▶ _Required work_
Find every line below that contains the word "title" and copy it out.

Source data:
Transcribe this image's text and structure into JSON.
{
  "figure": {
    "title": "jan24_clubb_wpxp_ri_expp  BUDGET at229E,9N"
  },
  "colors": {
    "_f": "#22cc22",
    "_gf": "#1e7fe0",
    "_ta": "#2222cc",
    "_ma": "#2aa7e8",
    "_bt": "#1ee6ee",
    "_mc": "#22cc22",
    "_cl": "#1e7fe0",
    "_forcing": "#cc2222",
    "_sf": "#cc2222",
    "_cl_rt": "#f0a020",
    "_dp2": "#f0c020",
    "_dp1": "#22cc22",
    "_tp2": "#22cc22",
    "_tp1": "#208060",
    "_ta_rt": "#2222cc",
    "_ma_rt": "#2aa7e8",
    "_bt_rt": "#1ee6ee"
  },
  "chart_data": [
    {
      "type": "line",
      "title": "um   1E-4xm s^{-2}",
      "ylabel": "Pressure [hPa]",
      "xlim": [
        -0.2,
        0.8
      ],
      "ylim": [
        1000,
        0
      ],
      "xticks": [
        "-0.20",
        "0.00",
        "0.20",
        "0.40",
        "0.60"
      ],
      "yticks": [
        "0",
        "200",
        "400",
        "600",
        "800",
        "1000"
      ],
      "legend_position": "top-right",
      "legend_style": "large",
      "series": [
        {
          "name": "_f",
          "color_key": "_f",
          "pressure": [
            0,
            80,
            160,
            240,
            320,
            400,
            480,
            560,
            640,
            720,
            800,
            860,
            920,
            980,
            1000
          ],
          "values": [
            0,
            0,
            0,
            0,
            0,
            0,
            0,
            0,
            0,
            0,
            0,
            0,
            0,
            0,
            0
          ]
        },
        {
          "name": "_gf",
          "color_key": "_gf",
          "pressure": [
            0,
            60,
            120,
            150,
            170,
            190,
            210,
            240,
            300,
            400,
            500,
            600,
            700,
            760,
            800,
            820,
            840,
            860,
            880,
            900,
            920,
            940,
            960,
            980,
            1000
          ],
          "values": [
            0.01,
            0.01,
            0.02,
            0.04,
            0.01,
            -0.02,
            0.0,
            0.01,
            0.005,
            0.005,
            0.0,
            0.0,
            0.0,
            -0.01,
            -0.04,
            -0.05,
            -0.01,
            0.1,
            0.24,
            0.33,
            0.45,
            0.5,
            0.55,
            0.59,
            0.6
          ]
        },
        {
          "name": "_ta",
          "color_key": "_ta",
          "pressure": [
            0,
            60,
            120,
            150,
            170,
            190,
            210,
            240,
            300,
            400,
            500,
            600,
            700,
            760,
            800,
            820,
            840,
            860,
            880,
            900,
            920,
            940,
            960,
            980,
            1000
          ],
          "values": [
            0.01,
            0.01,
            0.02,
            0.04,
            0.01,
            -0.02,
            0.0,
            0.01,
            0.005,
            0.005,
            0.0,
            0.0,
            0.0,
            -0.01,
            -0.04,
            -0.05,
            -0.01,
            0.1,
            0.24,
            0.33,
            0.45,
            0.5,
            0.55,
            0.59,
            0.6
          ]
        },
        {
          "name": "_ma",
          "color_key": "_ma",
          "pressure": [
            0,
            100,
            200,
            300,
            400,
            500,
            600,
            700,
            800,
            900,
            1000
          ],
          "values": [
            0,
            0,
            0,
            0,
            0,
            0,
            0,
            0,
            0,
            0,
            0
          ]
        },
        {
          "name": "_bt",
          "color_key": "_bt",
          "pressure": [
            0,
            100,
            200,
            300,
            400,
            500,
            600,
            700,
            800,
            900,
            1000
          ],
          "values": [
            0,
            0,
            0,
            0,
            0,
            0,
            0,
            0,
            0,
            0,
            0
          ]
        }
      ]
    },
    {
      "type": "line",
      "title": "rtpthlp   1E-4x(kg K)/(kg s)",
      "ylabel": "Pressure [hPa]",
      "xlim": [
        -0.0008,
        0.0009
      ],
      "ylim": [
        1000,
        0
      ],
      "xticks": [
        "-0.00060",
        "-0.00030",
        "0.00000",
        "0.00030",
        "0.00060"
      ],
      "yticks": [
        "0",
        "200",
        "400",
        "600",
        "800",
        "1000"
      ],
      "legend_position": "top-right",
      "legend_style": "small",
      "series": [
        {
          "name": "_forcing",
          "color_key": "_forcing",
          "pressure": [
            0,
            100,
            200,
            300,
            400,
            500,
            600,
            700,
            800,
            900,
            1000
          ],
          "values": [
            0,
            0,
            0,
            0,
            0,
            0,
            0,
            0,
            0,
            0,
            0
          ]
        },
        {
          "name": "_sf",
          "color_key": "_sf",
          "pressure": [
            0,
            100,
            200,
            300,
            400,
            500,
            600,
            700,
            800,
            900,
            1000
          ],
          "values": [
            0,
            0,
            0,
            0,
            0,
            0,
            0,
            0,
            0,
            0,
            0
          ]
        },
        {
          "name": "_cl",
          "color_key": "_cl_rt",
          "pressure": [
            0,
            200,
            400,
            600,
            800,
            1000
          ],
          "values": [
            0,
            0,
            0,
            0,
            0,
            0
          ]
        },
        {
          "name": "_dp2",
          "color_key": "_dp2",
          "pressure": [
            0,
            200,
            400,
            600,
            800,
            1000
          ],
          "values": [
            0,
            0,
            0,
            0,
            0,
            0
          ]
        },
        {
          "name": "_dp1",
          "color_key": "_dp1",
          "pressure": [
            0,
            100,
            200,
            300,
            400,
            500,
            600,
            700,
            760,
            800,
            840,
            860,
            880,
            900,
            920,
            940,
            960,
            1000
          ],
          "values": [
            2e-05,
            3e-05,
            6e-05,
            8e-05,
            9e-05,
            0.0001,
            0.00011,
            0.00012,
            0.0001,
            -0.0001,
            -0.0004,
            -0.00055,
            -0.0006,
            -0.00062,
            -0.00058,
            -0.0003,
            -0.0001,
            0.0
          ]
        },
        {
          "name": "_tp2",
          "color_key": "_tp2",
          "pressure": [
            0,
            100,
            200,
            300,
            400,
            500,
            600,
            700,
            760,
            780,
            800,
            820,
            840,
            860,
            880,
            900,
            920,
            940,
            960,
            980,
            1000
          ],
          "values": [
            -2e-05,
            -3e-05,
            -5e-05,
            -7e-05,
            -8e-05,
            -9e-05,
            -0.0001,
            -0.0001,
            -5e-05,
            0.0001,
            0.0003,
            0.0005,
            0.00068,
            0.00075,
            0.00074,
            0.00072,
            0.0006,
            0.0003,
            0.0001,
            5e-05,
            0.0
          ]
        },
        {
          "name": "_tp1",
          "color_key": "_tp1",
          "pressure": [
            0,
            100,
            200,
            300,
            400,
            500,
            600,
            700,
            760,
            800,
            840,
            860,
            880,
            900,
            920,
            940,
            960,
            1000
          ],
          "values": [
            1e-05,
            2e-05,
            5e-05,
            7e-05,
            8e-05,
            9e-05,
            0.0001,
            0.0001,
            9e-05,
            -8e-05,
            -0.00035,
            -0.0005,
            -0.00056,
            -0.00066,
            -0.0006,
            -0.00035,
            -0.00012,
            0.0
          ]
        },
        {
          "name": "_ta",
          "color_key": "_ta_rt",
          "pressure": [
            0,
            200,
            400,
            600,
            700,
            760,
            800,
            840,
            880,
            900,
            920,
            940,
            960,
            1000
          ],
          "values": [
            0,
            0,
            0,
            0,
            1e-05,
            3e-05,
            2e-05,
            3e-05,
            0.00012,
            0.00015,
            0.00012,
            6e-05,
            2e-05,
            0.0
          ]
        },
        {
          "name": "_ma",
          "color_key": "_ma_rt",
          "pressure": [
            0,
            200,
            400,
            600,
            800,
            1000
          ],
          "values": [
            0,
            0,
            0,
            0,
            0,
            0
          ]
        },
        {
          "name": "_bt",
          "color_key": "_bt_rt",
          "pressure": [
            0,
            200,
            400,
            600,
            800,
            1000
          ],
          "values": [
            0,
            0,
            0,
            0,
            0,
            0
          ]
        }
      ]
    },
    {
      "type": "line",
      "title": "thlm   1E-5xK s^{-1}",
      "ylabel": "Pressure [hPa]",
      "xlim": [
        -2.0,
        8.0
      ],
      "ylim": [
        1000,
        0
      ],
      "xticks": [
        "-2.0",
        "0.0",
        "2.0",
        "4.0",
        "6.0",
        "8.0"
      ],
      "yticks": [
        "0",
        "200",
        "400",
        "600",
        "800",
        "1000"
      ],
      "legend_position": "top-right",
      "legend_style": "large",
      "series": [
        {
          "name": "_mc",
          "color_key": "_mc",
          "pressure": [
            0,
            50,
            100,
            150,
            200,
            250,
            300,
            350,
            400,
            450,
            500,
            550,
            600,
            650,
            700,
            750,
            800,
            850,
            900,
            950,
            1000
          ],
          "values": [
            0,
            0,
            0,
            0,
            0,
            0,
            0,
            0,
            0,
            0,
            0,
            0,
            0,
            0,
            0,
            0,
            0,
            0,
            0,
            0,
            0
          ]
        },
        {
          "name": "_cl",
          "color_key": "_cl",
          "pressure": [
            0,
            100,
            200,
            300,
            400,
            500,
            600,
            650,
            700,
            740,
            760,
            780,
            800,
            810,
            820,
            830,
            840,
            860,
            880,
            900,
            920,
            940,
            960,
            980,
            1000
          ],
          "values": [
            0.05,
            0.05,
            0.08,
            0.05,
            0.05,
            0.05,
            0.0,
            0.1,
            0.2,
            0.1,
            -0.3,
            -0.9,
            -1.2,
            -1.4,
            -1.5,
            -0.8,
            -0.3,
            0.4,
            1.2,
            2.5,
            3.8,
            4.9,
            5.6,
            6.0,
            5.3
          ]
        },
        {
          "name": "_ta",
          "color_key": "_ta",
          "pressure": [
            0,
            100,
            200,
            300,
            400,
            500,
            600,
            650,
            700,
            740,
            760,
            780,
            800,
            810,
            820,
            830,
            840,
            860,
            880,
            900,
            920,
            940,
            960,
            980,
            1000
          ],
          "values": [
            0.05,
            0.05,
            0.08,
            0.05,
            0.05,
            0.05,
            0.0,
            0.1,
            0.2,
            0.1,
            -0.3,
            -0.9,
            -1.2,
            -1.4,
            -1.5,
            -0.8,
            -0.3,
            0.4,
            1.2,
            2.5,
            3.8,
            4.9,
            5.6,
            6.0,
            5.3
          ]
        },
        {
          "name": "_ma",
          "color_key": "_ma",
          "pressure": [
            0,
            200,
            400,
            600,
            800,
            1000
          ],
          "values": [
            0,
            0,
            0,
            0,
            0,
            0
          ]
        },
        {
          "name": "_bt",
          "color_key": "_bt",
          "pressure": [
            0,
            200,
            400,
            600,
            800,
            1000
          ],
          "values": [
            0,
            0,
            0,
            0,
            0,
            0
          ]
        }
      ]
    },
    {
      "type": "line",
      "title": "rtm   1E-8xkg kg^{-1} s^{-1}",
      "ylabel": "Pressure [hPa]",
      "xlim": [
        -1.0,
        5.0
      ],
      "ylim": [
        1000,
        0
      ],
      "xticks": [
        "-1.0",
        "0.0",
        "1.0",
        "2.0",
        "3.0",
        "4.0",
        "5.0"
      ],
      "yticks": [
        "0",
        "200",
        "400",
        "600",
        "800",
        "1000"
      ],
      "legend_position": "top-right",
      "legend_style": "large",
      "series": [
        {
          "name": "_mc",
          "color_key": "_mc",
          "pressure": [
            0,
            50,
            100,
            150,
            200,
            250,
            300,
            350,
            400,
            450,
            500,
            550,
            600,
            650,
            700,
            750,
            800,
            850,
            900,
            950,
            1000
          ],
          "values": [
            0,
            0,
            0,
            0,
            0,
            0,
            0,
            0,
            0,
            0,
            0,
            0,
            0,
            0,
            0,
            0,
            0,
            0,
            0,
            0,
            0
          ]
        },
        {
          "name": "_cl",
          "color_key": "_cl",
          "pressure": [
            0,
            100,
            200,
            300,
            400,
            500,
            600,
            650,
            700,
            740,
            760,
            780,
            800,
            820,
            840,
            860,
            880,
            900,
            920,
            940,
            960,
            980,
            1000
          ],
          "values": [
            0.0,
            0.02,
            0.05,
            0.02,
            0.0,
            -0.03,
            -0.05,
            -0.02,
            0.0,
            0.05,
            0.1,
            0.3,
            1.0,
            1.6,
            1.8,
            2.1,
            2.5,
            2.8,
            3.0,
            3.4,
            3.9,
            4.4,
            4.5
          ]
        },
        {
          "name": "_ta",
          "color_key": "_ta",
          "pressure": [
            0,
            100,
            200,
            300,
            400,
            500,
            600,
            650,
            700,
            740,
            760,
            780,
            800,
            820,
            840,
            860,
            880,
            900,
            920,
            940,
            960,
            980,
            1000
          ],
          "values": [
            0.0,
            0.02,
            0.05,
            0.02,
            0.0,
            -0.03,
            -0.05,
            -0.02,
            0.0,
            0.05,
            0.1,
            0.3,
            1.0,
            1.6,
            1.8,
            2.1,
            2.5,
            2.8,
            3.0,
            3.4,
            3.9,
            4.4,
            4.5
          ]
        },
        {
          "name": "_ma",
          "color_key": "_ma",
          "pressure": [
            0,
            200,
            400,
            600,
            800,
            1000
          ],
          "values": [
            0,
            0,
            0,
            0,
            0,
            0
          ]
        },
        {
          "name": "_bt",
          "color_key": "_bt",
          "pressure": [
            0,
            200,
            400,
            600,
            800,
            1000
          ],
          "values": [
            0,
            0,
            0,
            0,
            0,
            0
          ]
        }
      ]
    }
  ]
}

▶ _Answer below_
    "title": "jan24_clubb_wpxp_ri_expp  BUDGET at229E,9N"
      "title": "um   1E-4xm s^{-2}",
      "title": "rtpthlp   1E-4x(kg K)/(kg s)",
      "title": "thlm   1E-5xK s^{-1}",
      "title": "rtm   1E-8xkg kg^{-1} s^{-1}",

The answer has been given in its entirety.